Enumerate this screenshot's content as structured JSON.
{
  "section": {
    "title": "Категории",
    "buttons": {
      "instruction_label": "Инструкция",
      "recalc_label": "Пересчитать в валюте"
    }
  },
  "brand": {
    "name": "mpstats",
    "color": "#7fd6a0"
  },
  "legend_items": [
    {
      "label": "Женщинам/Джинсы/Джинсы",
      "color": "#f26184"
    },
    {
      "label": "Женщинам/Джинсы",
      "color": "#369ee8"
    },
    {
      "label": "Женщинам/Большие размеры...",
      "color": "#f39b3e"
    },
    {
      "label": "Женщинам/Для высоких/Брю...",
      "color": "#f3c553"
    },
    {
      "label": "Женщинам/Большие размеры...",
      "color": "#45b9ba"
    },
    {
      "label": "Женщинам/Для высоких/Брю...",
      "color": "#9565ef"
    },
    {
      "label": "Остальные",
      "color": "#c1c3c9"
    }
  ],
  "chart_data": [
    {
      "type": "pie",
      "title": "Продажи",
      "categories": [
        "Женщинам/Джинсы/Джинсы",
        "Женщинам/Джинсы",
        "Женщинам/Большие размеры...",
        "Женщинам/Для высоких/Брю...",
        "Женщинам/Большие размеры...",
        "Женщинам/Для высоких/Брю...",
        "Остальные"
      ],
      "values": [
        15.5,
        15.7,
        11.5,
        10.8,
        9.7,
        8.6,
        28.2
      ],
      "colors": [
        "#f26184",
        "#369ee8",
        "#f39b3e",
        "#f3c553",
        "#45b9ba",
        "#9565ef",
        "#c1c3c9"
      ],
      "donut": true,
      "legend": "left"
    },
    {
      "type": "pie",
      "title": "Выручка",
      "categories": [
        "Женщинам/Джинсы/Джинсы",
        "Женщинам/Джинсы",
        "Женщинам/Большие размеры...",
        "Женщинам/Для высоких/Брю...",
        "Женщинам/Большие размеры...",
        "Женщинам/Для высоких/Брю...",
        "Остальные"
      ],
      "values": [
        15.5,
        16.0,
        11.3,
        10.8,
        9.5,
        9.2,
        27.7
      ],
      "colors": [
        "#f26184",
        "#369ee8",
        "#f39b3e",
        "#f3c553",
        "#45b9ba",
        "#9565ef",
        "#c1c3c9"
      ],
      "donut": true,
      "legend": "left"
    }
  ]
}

-=-=-=-=-

## What is being asked
Extract each entry in full and write it down exactly.

## Task output
Enumerate this screenshot's content as structured JSON.
{
  "section": {
    "title": "Категории",
    "buttons": {
      "instruction_label": "Инструкция",
      "recalc_label": "Пересчитать в валюте"
    }
  },
  "brand": {
    "name": "mpstats",
    "color": "#7fd6a0"
  },
  "legend_items": [
    {
      "label": "Женщинам/Джинсы/Джинсы",
      "color": "#f26184"
    },
    {
      "label": "Женщинам/Джинсы",
      "color": "#369ee8"
    },
    {
      "label": "Женщинам/Большие размеры...",
      "color": "#f39b3e"
    },
    {
      "label": "Женщинам/Для высоких/Брю...",
      "color": "#f3c553"
    },
    {
      "label": "Женщинам/Большие размеры...",
      "color": "#45b9ba"
    },
    {
      "label": "Женщинам/Для высоких/Брю...",
      "color": "#9565ef"
    },
    {
      "label": "Остальные",
      "color": "#c1c3c9"
    }
  ],
  "chart_data": [
    {
      "type": "pie",
      "title": "Продажи",
      "categories": [
        "Женщинам/Джинсы/Джинсы",
        "Женщинам/Джинсы",
        "Женщинам/Большие размеры...",
        "Женщинам/Для высоких/Брю...",
        "Женщинам/Большие размеры...",
        "Женщинам/Для высоких/Брю...",
        "Остальные"
      ],
      "values": [
        15.5,
        15.7,
        11.5,
        10.8,
        9.7,
        8.6,
        28.2
      ],
      "colors": [
        "#f26184",
        "#369ee8",
        "#f39b3e",
        "#f3c553",
        "#45b9ba",
        "#9565ef",
        "#c1c3c9"
      ],
      "donut": true,
      "legend": "left"
    },
    {
      "type": "pie",
      "title": "Выручка",
      "categories": [
        "Женщинам/Джинсы/Джинсы",
        "Женщинам/Джинсы",
        "Женщинам/Большие размеры...",
        "Женщинам/Для высоких/Брю...",
        "Женщинам/Большие размеры...",
        "Женщинам/Для высоких/Брю...",
        "Остальные"
      ],
      "values": [
        15.5,
        16.0,
        11.3,
        10.8,
        9.5,
        9.2,
        27.7
      ],
      "colors": [
        "#f26184",
        "#369ee8",
        "#f39b3e",
        "#f3c553",
        "#45b9ba",
        "#9565ef",
        "#c1c3c9"
      ],
      "donut": true,
      "legend": "left"
    }
  ]
}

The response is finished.